> _Record excerpts_
◇ ◇ ◇ ◇ ◇ ◇ ◇
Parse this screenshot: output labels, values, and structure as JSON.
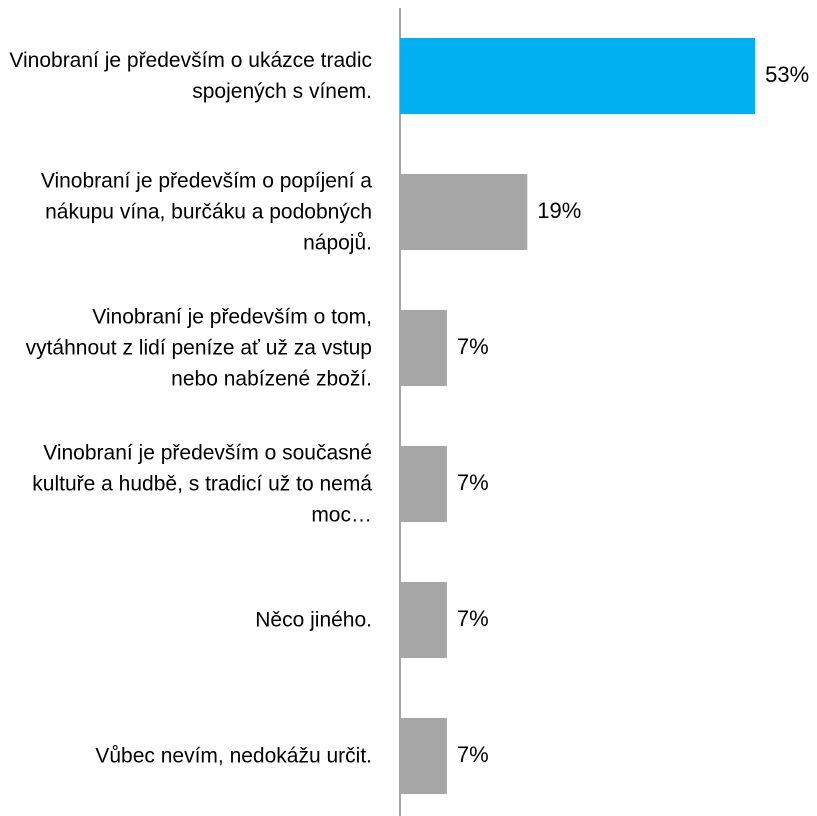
{
  "chart_data": {
    "type": "bar",
    "orientation": "horizontal",
    "categories": [
      "Vinobraní je především o ukázce tradic spojených s vínem.",
      "Vinobraní je především o popíjení a nákupu vína, burčáku a podobných nápojů.",
      "Vinobraní je především o tom, vytáhnout z lidí peníze ať už za vstup nebo nabízené zboží.",
      "Vinobraní je především o současné kultuře a hudbě, s tradicí už to nemá moc…",
      "Něco jiného.",
      "Vůbec nevím, nedokážu určit."
    ],
    "values": [
      53,
      19,
      7,
      7,
      7,
      7
    ],
    "value_labels": [
      "53%",
      "19%",
      "7%",
      "7%",
      "7%",
      "7%"
    ],
    "colors": [
      "#00b0f0",
      "#a6a6a6",
      "#a6a6a6",
      "#a6a6a6",
      "#a6a6a6",
      "#a6a6a6"
    ]
  }
}
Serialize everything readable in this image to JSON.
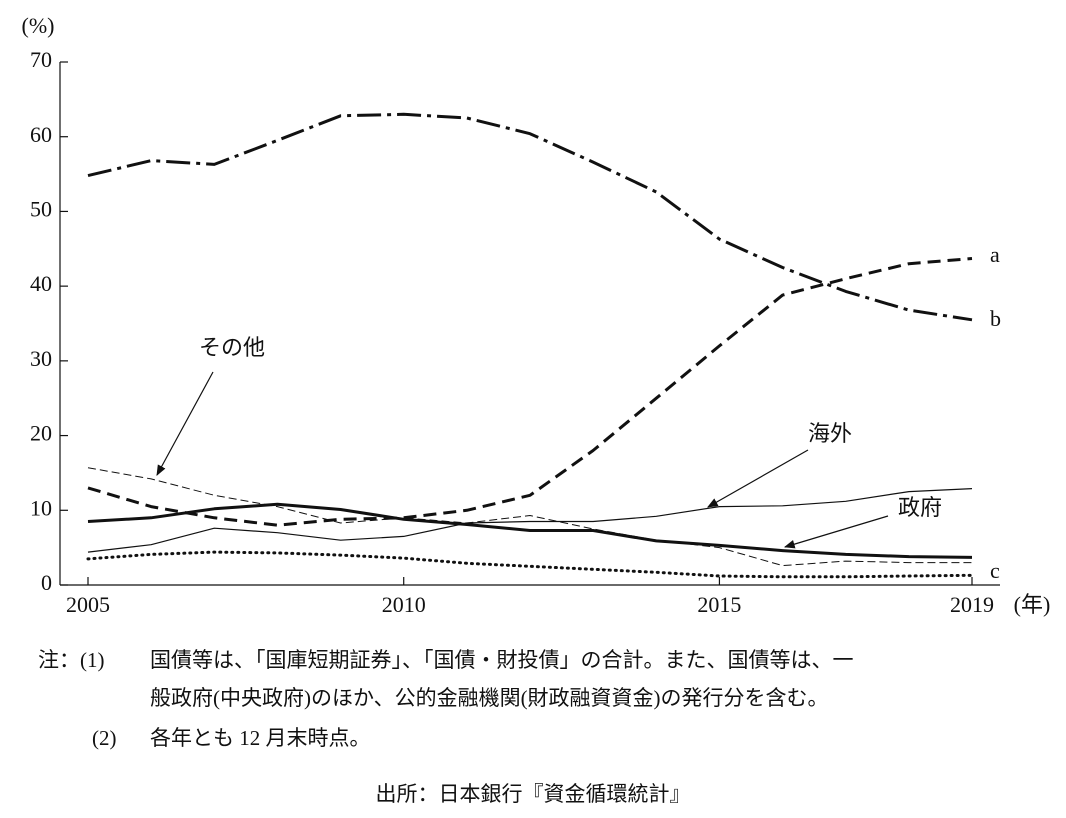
{
  "chart_data": {
    "type": "line",
    "y_unit": "(%)",
    "x_unit": "(年)",
    "x": [
      2005,
      2006,
      2007,
      2008,
      2009,
      2010,
      2011,
      2012,
      2013,
      2014,
      2015,
      2016,
      2017,
      2018,
      2019
    ],
    "xlim": [
      2005,
      2019
    ],
    "xticks": [
      2005,
      2010,
      2015,
      2019
    ],
    "ylim": [
      0,
      70
    ],
    "yticks": [
      0,
      10,
      20,
      30,
      40,
      50,
      60,
      70
    ],
    "grid": false,
    "series": [
      {
        "name": "a",
        "color": "#111111",
        "style": "dashed",
        "width": 3,
        "values": [
          13,
          10.5,
          9,
          8,
          8.8,
          9,
          10,
          12,
          18,
          25,
          32,
          38.8,
          41,
          43,
          43.7
        ]
      },
      {
        "name": "b",
        "color": "#111111",
        "style": "dashdot",
        "width": 3,
        "values": [
          54.8,
          56.8,
          56.3,
          59.5,
          62.8,
          63,
          62.5,
          60.4,
          56.6,
          52.6,
          46.3,
          42.5,
          39.3,
          36.8,
          35.5
        ]
      },
      {
        "name": "c",
        "color": "#111111",
        "style": "dotted",
        "width": 3,
        "values": [
          3.5,
          4.1,
          4.4,
          4.3,
          4,
          3.6,
          2.9,
          2.5,
          2.1,
          1.7,
          1.2,
          1.1,
          1.1,
          1.2,
          1.3
        ]
      },
      {
        "name": "その他",
        "color": "#111111",
        "style": "thin-dashed",
        "width": 1,
        "values": [
          15.7,
          14.2,
          12,
          10.5,
          8.3,
          9,
          8.3,
          9.3,
          7.5,
          6,
          5,
          2.6,
          3.2,
          3,
          3
        ]
      },
      {
        "name": "海外",
        "color": "#111111",
        "style": "solid",
        "width": 1.2,
        "values": [
          4.4,
          5.4,
          7.6,
          7,
          6,
          6.5,
          8.3,
          8.5,
          8.5,
          9.2,
          10.5,
          10.6,
          11.2,
          12.5,
          12.9
        ]
      },
      {
        "name": "政府",
        "color": "#111111",
        "style": "solid",
        "width": 3,
        "values": [
          8.5,
          9,
          10.2,
          10.8,
          10.1,
          8.8,
          8.1,
          7.3,
          7.3,
          5.9,
          5.3,
          4.6,
          4.1,
          3.8,
          3.7
        ]
      }
    ],
    "notes": [
      {
        "label": "注：(1)",
        "lines": [
          "国債等は、「国庫短期証券」、「国債・財投債」の合計。また、国債等は、一",
          "般政府(中央政府)のほか、公的金融機関(財政融資資金)の発行分を含む。"
        ]
      },
      {
        "label": "(2)",
        "lines": [
          "各年とも 12 月末時点。"
        ]
      }
    ],
    "source": "出所：日本銀行『資金循環統計』"
  }
}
◇ ◇ ◇ ◇ ◇ ◇ ◇
> _Task instructions_
Quote all the lines above exactly as given. Do not include the pictures.

> _Exercise answer_
Parse this screenshot: output labels, values, and structure as JSON.
{
  "chart_data": {
    "type": "bar",
    "orientation": "horizontal",
    "categories": [
      "Vinobraní je především o ukázce tradic spojených s vínem.",
      "Vinobraní je především o popíjení a nákupu vína, burčáku a podobných nápojů.",
      "Vinobraní je především o tom, vytáhnout z lidí peníze ať už za vstup nebo nabízené zboží.",
      "Vinobraní je především o současné kultuře a hudbě, s tradicí už to nemá moc…",
      "Něco jiného.",
      "Vůbec nevím, nedokážu určit."
    ],
    "values": [
      53,
      19,
      7,
      7,
      7,
      7
    ],
    "value_labels": [
      "53%",
      "19%",
      "7%",
      "7%",
      "7%",
      "7%"
    ],
    "colors": [
      "#00b0f0",
      "#a6a6a6",
      "#a6a6a6",
      "#a6a6a6",
      "#a6a6a6",
      "#a6a6a6"
    ]
  }
}
Serialize everything readable in this image to JSON.
{
  "chart_data": {
    "type": "line",
    "y_unit": "(%)",
    "x_unit": "(年)",
    "x": [
      2005,
      2006,
      2007,
      2008,
      2009,
      2010,
      2011,
      2012,
      2013,
      2014,
      2015,
      2016,
      2017,
      2018,
      2019
    ],
    "xlim": [
      2005,
      2019
    ],
    "xticks": [
      2005,
      2010,
      2015,
      2019
    ],
    "ylim": [
      0,
      70
    ],
    "yticks": [
      0,
      10,
      20,
      30,
      40,
      50,
      60,
      70
    ],
    "grid": false,
    "series": [
      {
        "name": "a",
        "color": "#111111",
        "style": "dashed",
        "width": 3,
        "values": [
          13,
          10.5,
          9,
          8,
          8.8,
          9,
          10,
          12,
          18,
          25,
          32,
          38.8,
          41,
          43,
          43.7
        ]
      },
      {
        "name": "b",
        "color": "#111111",
        "style": "dashdot",
        "width": 3,
        "values": [
          54.8,
          56.8,
          56.3,
          59.5,
          62.8,
          63,
          62.5,
          60.4,
          56.6,
          52.6,
          46.3,
          42.5,
          39.3,
          36.8,
          35.5
        ]
      },
      {
        "name": "c",
        "color": "#111111",
        "style": "dotted",
        "width": 3,
        "values": [
          3.5,
          4.1,
          4.4,
          4.3,
          4,
          3.6,
          2.9,
          2.5,
          2.1,
          1.7,
          1.2,
          1.1,
          1.1,
          1.2,
          1.3
        ]
      },
      {
        "name": "その他",
        "color": "#111111",
        "style": "thin-dashed",
        "width": 1,
        "values": [
          15.7,
          14.2,
          12,
          10.5,
          8.3,
          9,
          8.3,
          9.3,
          7.5,
          6,
          5,
          2.6,
          3.2,
          3,
          3
        ]
      },
      {
        "name": "海外",
        "color": "#111111",
        "style": "solid",
        "width": 1.2,
        "values": [
          4.4,
          5.4,
          7.6,
          7,
          6,
          6.5,
          8.3,
          8.5,
          8.5,
          9.2,
          10.5,
          10.6,
          11.2,
          12.5,
          12.9
        ]
      },
      {
        "name": "政府",
        "color": "#111111",
        "style": "solid",
        "width": 3,
        "values": [
          8.5,
          9,
          10.2,
          10.8,
          10.1,
          8.8,
          8.1,
          7.3,
          7.3,
          5.9,
          5.3,
          4.6,
          4.1,
          3.8,
          3.7
        ]
      }
    ],
    "notes": [
      {
        "label": "注：(1)",
        "lines": [
          "国債等は、「国庫短期証券」、「国債・財投債」の合計。また、国債等は、一",
          "般政府(中央政府)のほか、公的金融機関(財政融資資金)の発行分を含む。"
        ]
      },
      {
        "label": "(2)",
        "lines": [
          "各年とも 12 月末時点。"
        ]
      }
    ],
    "source": "出所：日本銀行『資金循環統計』"
  }
}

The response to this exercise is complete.